What you will do:
1. List every username that posts in the forum thread about double stops for newer players, naming each one only once.
2. In the double stops thread, which two sections has pickloser outlined but put off until after mandolin kamp?
3. Resume the forum thread on double stops for newer players, picking up after its final sentence.

Text shown:
#####
# Technique, Theory, Playing Tips and Tricks > Theory, Technique, Tips and Tricks >  Double Stops for newer players

## pickloser

While recuperating from an injury, I began working on a sort of primer on double stops.  If you have successfully incorporated double stops into your playing, then none of this will be new to you.  If you have not been using double stops, then I hope you will find it helpful.  

I have posted some of this before in another thread.  I have made a lot of corrections and added several new sections, and I thought it would be best to repost the first parts with the new parts.  I have outlined sections on minor chord double stops and dominant 7 double stops, but those will have to wait until after mandolin kamp.  

I would appreciate corrections and suggestions.  Happy pickin'!

----------

BarlyG

----------


## pickloser

and here's the last part:

----------

BarlyG

----------


## TNT

Very cool!.. I just took a quick look at the files but it all seems wery well done..  and a lot of information. Thank you!

----------


## Dave Weiss

Thank you very much  :Smile:

----------


## Marty Henrickson

Thanks!

----------


## Mandophyte

PickL,

Many thanks!

John

----------


## Phil Goodson

Laura,

You've done a great job!!
I guess people eventually find these things if they play long enough and seek out the relationships.
But you have given the mando world a way to communicate about doublestops that I've never heard anyone else have a good substitute for.
#####
Items listed in a dataset:
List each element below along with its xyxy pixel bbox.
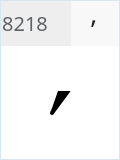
button[interactable]: More options: [71, 1, 119, 46]
staticText: 8218: [2, 10, 48, 37]
button[interactable]: Quote mark: [1, 46, 119, 159]
staticText: ,: [90, 0, 98, 31]
button[interactable]: 8218: [1, 1, 71, 46]
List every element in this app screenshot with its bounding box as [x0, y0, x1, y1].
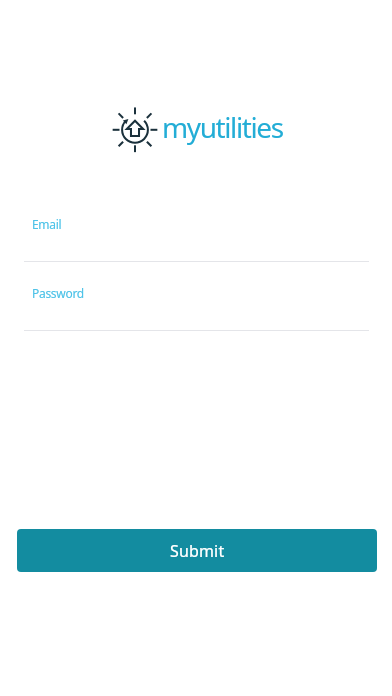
staticText: Submit — [170, 540, 225, 562]
staticText: Email — [32, 216, 62, 232]
button[interactable]: Submit — [17, 529, 377, 572]
button[interactable]: Password — [0, 281, 392, 335]
button[interactable]: Email — [0, 212, 392, 266]
other: myutilities logo — [112, 107, 158, 152]
staticText: myutilities — [162, 108, 283, 146]
staticText: Password — [32, 285, 84, 301]
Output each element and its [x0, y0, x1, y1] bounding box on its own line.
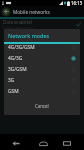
staticText: Enable data access	[3, 25, 33, 29]
button[interactable]: 4G/3G/GSM	[4, 42, 80, 53]
staticText: 3G/GSM	[8, 66, 27, 73]
button[interactable]: Navigate up	[0, 6, 12, 17]
button[interactable]: 4G/3G	[4, 53, 80, 64]
staticText: GSM	[8, 88, 19, 95]
staticText: Network modes	[8, 32, 50, 39]
staticText: Cancel	[35, 103, 49, 109]
button[interactable]: Back	[8, 134, 24, 150]
staticText: 4G/3G/GSM	[8, 44, 35, 51]
button[interactable]: Cancel	[30, 101, 54, 111]
button[interactable]: 3G/GSM	[4, 64, 80, 75]
button[interactable]: GSM	[4, 86, 80, 97]
staticText: Data enabled	[3, 19, 32, 25]
staticText: Mobile networks	[13, 9, 50, 15]
staticText: 16:15	[71, 0, 83, 6]
button[interactable]: 3G	[4, 75, 80, 86]
staticText: 4G/3G	[8, 55, 23, 62]
staticText: 3G	[8, 77, 15, 84]
button[interactable]: Recent apps	[59, 134, 75, 150]
button[interactable]: Home	[35, 134, 51, 150]
button[interactable]: Data enabled	[0, 19, 84, 29]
#####
Response list:
1. pickloser, TNT, Dave Weiss, Marty Henrickson, Mandophyte, Phil Goodson

2. Minor chord double stops and dominant 7 double stops.

3.
I can imagine 20 years from now, a teacher telling the student to go from the G uptent to the C stretchy.  Makes sense.  Easy to talk about.  
Stick a cover page on and you've got a valuable book for the ages.

Thanks for all your work.  Can't wait to discuss all this with you in more detail at KK.

----------


## Alex Orr

Funny.  I actually started a mandolin related blog a week or two back for a class I'm taking on basic types of web-publishing.  I did a video showing some of the same things but never got around to making an accompanying document.  If I had, it would have looked a LOT like what you did Laura.  That makes me feel good for a couple of reasons.  First off, it shows me that my observations on movable double stop shapes weren't wacko.  :Laughing:   But more importantly, it puts out a really well-done set of charts for folks to reference and work from.  Good work!  :Cool: 

P.S. - The video I made showing a basic outline of double stop shapes is at: 

http://basicmandolinlessons.blogspot.com/

Once again, great work.

----------


## pickloser

Thanks y'all for the kind words.  I know I didn't discover anything new; I think my only contributions were deciding to name double stops (along with my friend Jason) and writing up what I learned.  I know the write up is repetitive, but that's how I get things best.  

I do think names for double stops is the way to go.  We found it so much more easy to share discoveries--runs and licks starting and/or ending with double stops and moves between double stops--after we had named the stops.  

And Phil, if in 20 years I hear somebody use any of these names, I will be tickled (hopefully not to death).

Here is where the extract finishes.